> **TASK**
Please set out the records from the line containing "Identify all the" through the line containing "instruction-line: 6. Tools->ReplaceJarFile", both included, as a numbered list with any blank lines left out.

> **RECORDS**
····················

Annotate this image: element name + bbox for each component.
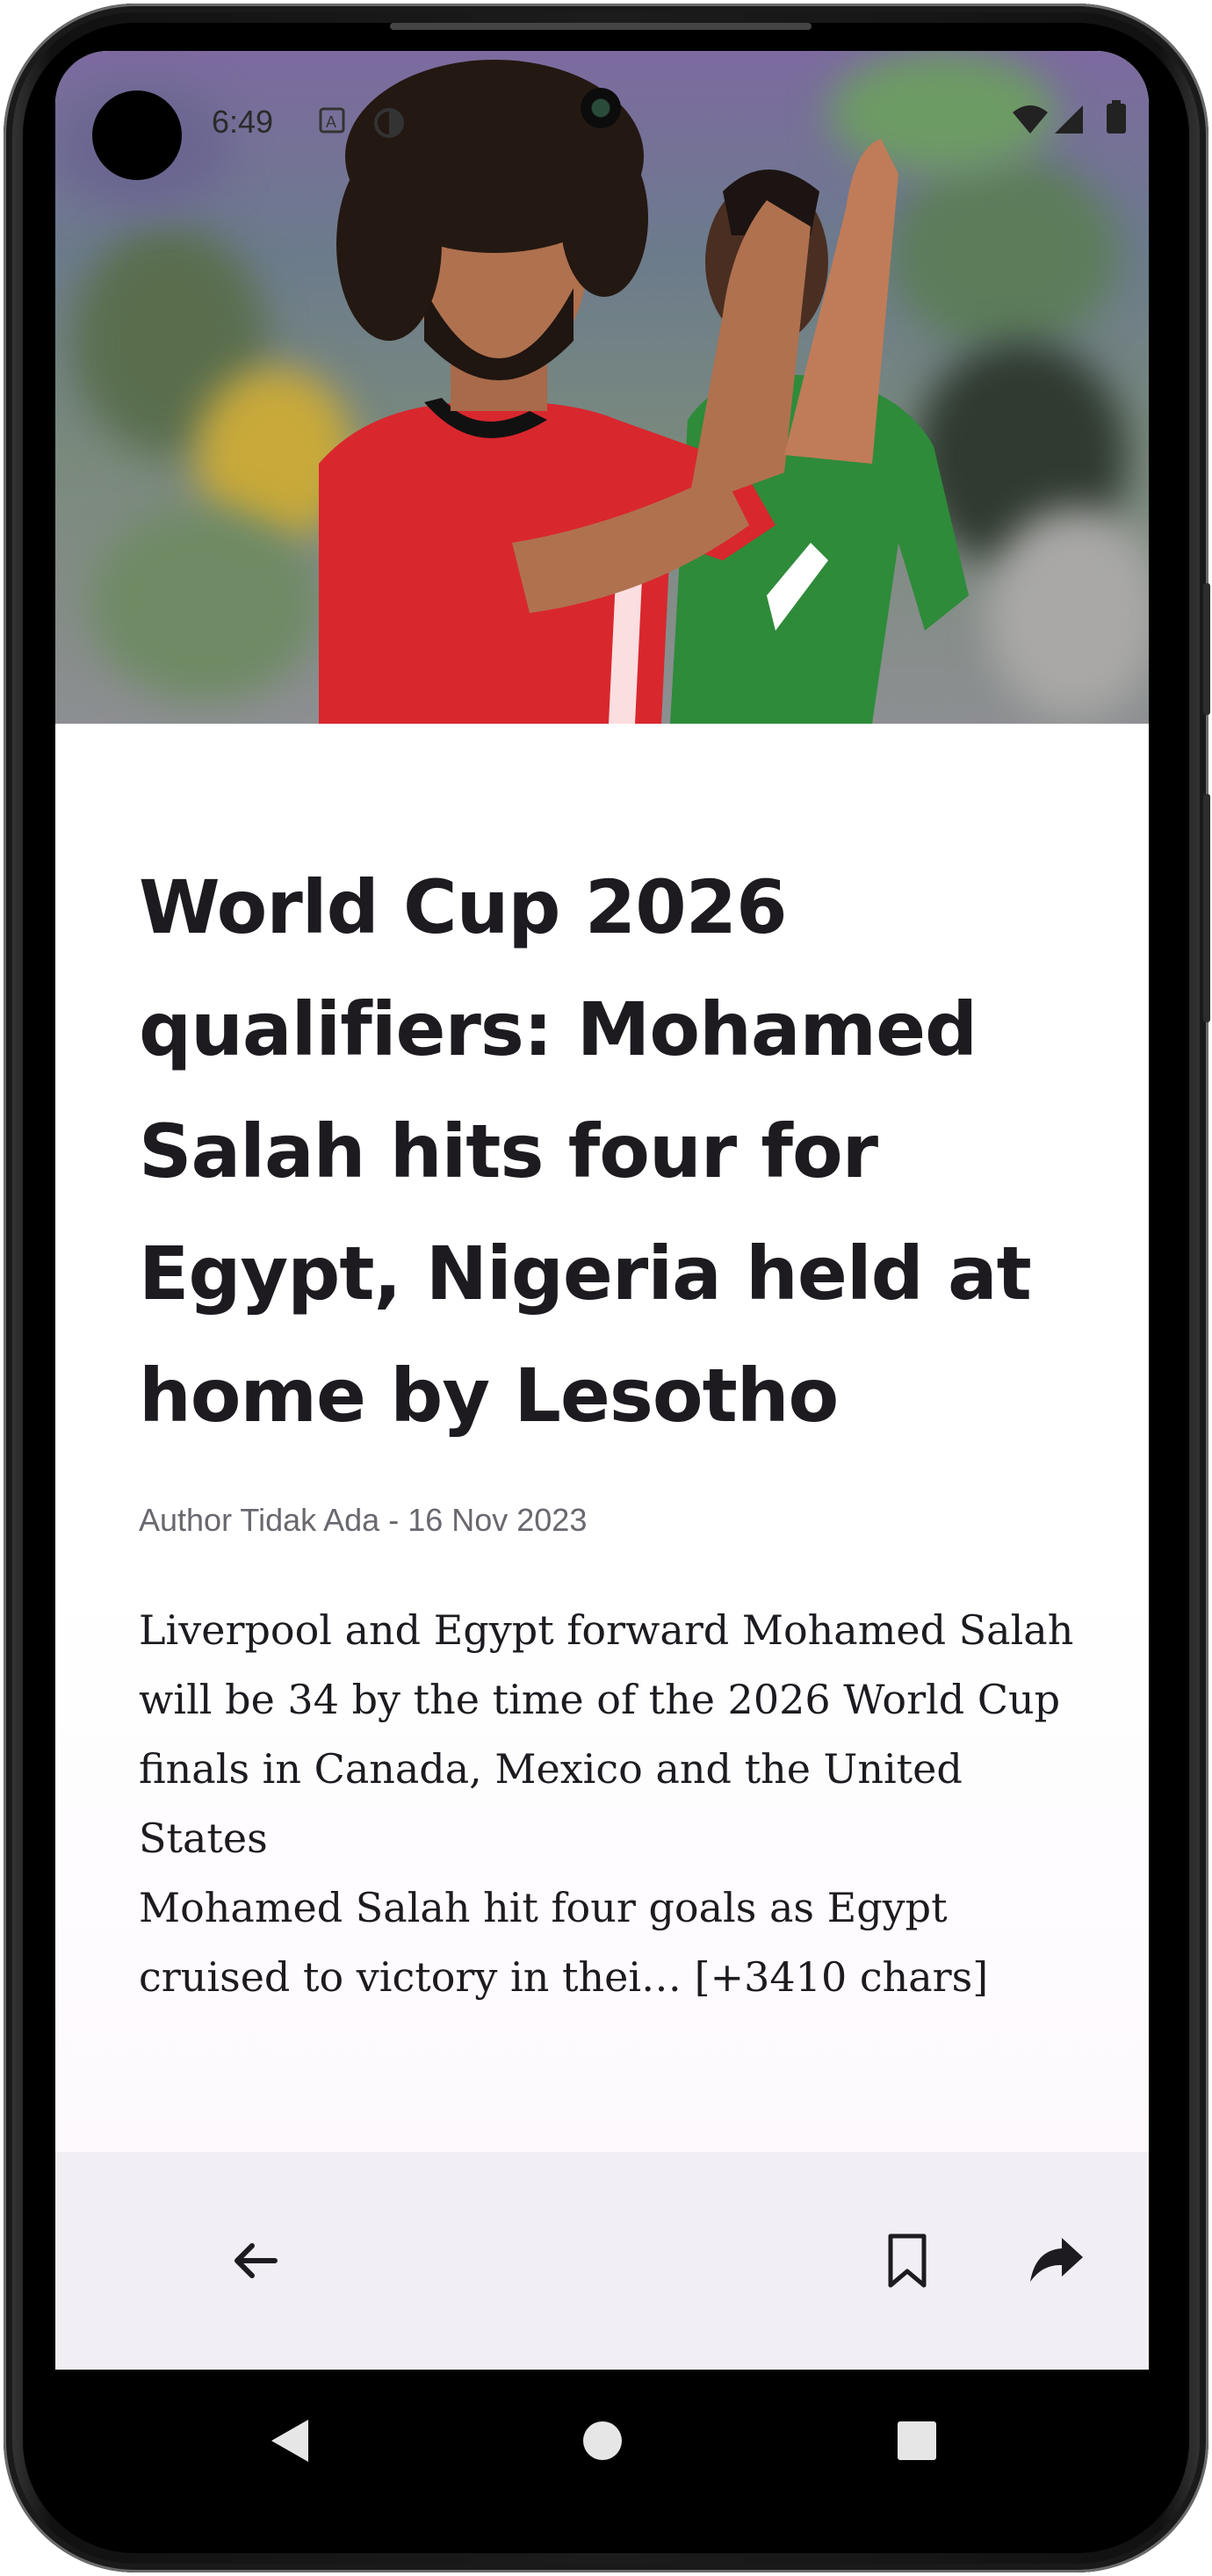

····················

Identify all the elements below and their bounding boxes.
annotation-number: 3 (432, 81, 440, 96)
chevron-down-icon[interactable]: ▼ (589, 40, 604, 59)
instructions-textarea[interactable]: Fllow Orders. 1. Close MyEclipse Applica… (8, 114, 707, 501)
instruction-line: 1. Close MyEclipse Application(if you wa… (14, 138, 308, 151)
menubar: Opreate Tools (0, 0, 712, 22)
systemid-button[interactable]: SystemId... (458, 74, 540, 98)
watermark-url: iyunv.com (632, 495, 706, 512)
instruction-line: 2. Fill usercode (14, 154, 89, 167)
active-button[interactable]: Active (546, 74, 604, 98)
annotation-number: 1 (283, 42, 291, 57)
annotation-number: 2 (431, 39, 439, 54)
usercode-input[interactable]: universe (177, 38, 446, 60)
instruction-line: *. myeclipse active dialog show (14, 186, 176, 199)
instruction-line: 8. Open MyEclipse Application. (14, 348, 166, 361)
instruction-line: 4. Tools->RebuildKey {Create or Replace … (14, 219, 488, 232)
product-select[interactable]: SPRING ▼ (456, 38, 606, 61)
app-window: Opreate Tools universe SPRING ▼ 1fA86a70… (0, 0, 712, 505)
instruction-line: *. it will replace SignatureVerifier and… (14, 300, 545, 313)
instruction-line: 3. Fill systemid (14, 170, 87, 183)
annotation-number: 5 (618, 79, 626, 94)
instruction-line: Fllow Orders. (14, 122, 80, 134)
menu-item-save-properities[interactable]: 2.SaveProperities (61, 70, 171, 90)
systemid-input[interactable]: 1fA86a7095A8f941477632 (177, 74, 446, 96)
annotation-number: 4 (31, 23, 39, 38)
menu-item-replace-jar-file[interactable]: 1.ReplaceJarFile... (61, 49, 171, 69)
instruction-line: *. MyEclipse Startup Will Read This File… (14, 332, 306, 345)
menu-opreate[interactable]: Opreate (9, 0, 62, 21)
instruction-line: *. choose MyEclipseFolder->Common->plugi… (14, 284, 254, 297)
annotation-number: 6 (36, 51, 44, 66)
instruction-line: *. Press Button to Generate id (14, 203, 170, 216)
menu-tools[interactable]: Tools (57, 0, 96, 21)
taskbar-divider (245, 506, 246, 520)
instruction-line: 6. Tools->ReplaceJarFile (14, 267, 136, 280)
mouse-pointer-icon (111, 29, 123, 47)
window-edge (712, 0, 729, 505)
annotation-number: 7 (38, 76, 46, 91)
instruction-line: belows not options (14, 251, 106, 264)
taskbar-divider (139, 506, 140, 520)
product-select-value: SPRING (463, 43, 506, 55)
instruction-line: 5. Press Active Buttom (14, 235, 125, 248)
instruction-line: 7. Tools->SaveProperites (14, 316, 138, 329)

····················

> **OUTPUT**
1. Identify all the elements below and their bounding boxes.
2. annotation-number: 3 (432, 81, 440, 96)
3. chevron-down-icon[interactable]: ▼ (589, 40, 604, 59)
4. instructions-textarea[interactable]: Fllow Orders. 1. Close MyEclipse Applica… (8, 114, 707, 501)
5. instruction-line: 1. Close MyEclipse Application(if you wa… (14, 138, 308, 151)
6. menubar: Opreate Tools (0, 0, 712, 22)
7. systemid-button[interactable]: SystemId... (458, 74, 540, 98)
8. watermark-url: iyunv.com (632, 495, 706, 512)
9. instruction-line: 2. Fill usercode (14, 154, 89, 167)
10. active-button[interactable]: Active (546, 74, 604, 98)
11. annotation-number: 1 (283, 42, 291, 57)
12. annotation-number: 2 (431, 39, 439, 54)
13. usercode-input[interactable]: universe (177, 38, 446, 60)
14. instruction-line: *. myeclipse active dialog show (14, 186, 176, 199)
15. instruction-line: 8. Open MyEclipse Application. (14, 348, 166, 361)
16. instruction-line: 4. Tools->RebuildKey {Create or Replace … (14, 219, 488, 232)
17. product-select[interactable]: SPRING ▼ (456, 38, 606, 61)
18. app-window: Opreate Tools universe SPRING ▼ 1fA86a70… (0, 0, 712, 505)
19. instruction-line: *. it will replace SignatureVerifier and… (14, 300, 545, 313)
20. instruction-line: 3. Fill systemid (14, 170, 87, 183)
21. annotation-number: 5 (618, 79, 626, 94)
22. instruction-line: Fllow Orders. (14, 122, 80, 134)
23. menu-item-save-properities[interactable]: 2.SaveProperities (61, 70, 171, 90)
24. systemid-input[interactable]: 1fA86a7095A8f941477632 (177, 74, 446, 96)
25. annotation-number: 4 (31, 23, 39, 38)
26. menu-item-replace-jar-file[interactable]: 1.ReplaceJarFile... (61, 49, 171, 69)
27. instruction-line: *. MyEclipse Startup Will Read This File… (14, 332, 306, 345)
28. menu-opreate[interactable]: Opreate (9, 0, 62, 21)
29. instruction-line: *. choose MyEclipseFolder->Common->plugi… (14, 284, 254, 297)
30. annotation-number: 6 (36, 51, 44, 66)
31. instruction-line: *. Press Button to Generate id (14, 203, 170, 216)
32. menu-tools[interactable]: Tools (57, 0, 96, 21)
33. taskbar-divider (245, 506, 246, 520)
34. instruction-line: 6. Tools->ReplaceJarFile (14, 267, 136, 280)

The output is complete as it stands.